Take the line containing "Output a JSON" and every line after it in the data below, and print them exactly as given, with nothing else.

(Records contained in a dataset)
○ ○ ○ ○ ○

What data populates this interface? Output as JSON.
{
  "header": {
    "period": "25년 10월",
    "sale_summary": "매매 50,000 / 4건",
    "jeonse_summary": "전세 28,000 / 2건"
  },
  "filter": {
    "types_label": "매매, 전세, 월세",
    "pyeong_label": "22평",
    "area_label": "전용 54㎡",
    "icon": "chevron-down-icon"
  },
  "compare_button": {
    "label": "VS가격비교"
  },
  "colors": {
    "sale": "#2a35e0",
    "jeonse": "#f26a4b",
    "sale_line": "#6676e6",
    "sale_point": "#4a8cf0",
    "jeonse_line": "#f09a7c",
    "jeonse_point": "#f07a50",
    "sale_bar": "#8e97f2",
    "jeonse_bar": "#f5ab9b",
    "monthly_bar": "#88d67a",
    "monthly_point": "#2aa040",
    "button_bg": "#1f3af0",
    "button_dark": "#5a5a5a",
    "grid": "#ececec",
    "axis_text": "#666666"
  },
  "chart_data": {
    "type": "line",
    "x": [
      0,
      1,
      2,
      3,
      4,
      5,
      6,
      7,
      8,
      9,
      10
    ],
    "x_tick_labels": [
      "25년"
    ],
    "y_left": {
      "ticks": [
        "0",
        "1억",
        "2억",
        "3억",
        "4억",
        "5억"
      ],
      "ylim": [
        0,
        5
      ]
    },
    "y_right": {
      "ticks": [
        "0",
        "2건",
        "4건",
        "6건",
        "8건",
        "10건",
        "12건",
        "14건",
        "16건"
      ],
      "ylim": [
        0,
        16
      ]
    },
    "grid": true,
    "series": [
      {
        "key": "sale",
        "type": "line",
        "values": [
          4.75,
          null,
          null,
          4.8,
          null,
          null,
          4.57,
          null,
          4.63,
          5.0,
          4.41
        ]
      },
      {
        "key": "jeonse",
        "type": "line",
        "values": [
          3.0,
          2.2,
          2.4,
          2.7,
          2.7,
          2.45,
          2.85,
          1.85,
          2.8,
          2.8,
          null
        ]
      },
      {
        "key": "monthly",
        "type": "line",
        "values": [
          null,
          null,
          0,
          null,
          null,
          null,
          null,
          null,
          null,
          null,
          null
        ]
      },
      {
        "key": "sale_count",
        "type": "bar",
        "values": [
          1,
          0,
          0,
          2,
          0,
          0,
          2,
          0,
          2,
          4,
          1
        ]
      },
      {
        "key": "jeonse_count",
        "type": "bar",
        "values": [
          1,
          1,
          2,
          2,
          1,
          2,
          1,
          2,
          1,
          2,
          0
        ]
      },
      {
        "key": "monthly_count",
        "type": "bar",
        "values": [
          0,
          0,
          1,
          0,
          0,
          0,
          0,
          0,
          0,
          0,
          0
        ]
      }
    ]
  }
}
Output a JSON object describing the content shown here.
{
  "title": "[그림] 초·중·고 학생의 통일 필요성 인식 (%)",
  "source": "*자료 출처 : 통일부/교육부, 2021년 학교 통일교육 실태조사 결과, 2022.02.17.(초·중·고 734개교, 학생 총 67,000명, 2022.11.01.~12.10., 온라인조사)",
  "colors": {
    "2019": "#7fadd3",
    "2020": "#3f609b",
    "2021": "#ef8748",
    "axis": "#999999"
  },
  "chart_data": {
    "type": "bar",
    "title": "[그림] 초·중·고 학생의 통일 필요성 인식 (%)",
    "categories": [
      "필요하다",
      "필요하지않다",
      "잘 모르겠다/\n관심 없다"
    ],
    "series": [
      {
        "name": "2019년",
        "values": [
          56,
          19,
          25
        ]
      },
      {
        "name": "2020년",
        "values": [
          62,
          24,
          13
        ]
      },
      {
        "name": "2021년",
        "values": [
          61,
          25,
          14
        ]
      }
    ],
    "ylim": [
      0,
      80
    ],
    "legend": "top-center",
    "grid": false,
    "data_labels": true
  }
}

○ ○ ○ ○ ○

### EXPECTED OUTPUT
Output a JSON object describing the content shown here.
{
  "title": "[그림] 초·중·고 학생의 통일 필요성 인식 (%)",
  "source": "*자료 출처 : 통일부/교육부, 2021년 학교 통일교육 실태조사 결과, 2022.02.17.(초·중·고 734개교, 학생 총 67,000명, 2022.11.01.~12.10., 온라인조사)",
  "colors": {
    "2019": "#7fadd3",
    "2020": "#3f609b",
    "2021": "#ef8748",
    "axis": "#999999"
  },
  "chart_data": {
    "type": "bar",
    "title": "[그림] 초·중·고 학생의 통일 필요성 인식 (%)",
    "categories": [
      "필요하다",
      "필요하지않다",
      "잘 모르겠다/\n관심 없다"
    ],
    "series": [
      {
        "name": "2019년",
        "values": [
          56,
          19,
          25
        ]
      },
      {
        "name": "2020년",
        "values": [
          62,
          24,
          13
        ]
      },
      {
        "name": "2021년",
        "values": [
          61,
          25,
          14
        ]
      }
    ],
    "ylim": [
      0,
      80
    ],
    "legend": "top-center",
    "grid": false,
    "data_labels": true
  }
}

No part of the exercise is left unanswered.